Description of the task: All of the records listed below should be retyped exactly.

Data records:
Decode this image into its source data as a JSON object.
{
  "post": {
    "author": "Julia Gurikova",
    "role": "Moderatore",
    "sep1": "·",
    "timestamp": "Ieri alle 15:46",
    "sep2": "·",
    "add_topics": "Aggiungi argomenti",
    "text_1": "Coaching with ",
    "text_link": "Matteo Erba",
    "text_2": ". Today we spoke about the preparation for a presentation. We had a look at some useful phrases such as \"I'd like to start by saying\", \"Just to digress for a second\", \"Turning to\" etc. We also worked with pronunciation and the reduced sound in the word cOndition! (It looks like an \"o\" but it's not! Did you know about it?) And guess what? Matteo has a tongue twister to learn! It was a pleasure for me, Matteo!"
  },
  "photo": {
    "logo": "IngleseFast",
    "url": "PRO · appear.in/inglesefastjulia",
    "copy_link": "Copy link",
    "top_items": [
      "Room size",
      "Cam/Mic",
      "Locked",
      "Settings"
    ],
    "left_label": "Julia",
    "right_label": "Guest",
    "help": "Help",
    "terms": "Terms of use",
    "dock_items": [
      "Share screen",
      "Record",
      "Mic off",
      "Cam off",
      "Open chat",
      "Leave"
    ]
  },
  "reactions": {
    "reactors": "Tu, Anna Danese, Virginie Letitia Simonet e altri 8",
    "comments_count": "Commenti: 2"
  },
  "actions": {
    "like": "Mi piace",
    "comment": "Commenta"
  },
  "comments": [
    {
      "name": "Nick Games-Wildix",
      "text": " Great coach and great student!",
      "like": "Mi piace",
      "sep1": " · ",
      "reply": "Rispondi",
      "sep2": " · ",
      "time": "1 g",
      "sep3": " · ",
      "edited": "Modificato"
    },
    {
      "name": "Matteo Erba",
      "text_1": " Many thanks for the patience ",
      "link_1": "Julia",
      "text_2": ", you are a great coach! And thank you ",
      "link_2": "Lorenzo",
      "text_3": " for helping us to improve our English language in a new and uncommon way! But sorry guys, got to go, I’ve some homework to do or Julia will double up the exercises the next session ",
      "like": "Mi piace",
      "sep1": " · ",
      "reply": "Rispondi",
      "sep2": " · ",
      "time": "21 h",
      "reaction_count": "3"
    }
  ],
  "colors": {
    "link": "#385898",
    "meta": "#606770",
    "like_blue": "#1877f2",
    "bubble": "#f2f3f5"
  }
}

Worked answer:
Decode this image into its source data as a JSON object.
{
  "post": {
    "author": "Julia Gurikova",
    "role": "Moderatore",
    "sep1": "·",
    "timestamp": "Ieri alle 15:46",
    "sep2": "·",
    "add_topics": "Aggiungi argomenti",
    "text_1": "Coaching with ",
    "text_link": "Matteo Erba",
    "text_2": ". Today we spoke about the preparation for a presentation. We had a look at some useful phrases such as \"I'd like to start by saying\", \"Just to digress for a second\", \"Turning to\" etc. We also worked with pronunciation and the reduced sound in the word cOndition! (It looks like an \"o\" but it's not! Did you know about it?) And guess what? Matteo has a tongue twister to learn! It was a pleasure for me, Matteo!"
  },
  "photo": {
    "logo": "IngleseFast",
    "url": "PRO · appear.in/inglesefastjulia",
    "copy_link": "Copy link",
    "top_items": [
      "Room size",
      "Cam/Mic",
      "Locked",
      "Settings"
    ],
    "left_label": "Julia",
    "right_label": "Guest",
    "help": "Help",
    "terms": "Terms of use",
    "dock_items": [
      "Share screen",
      "Record",
      "Mic off",
      "Cam off",
      "Open chat",
      "Leave"
    ]
  },
  "reactions": {
    "reactors": "Tu, Anna Danese, Virginie Letitia Simonet e altri 8",
    "comments_count": "Commenti: 2"
  },
  "actions": {
    "like": "Mi piace",
    "comment": "Commenta"
  },
  "comments": [
    {
      "name": "Nick Games-Wildix",
      "text": " Great coach and great student!",
      "like": "Mi piace",
      "sep1": " · ",
      "reply": "Rispondi",
      "sep2": " · ",
      "time": "1 g",
      "sep3": " · ",
      "edited": "Modificato"
    },
    {
      "name": "Matteo Erba",
      "text_1": " Many thanks for the patience ",
      "link_1": "Julia",
      "text_2": ", you are a great coach! And thank you ",
      "link_2": "Lorenzo",
      "text_3": " for helping us to improve our English language in a new and uncommon way! But sorry guys, got to go, I’ve some homework to do or Julia will double up the exercises the next session ",
      "like": "Mi piace",
      "sep1": " · ",
      "reply": "Rispondi",
      "sep2": " · ",
      "time": "21 h",
      "reaction_count": "3"
    }
  ],
  "colors": {
    "link": "#385898",
    "meta": "#606770",
    "like_blue": "#1877f2",
    "bubble": "#f2f3f5"
  }
}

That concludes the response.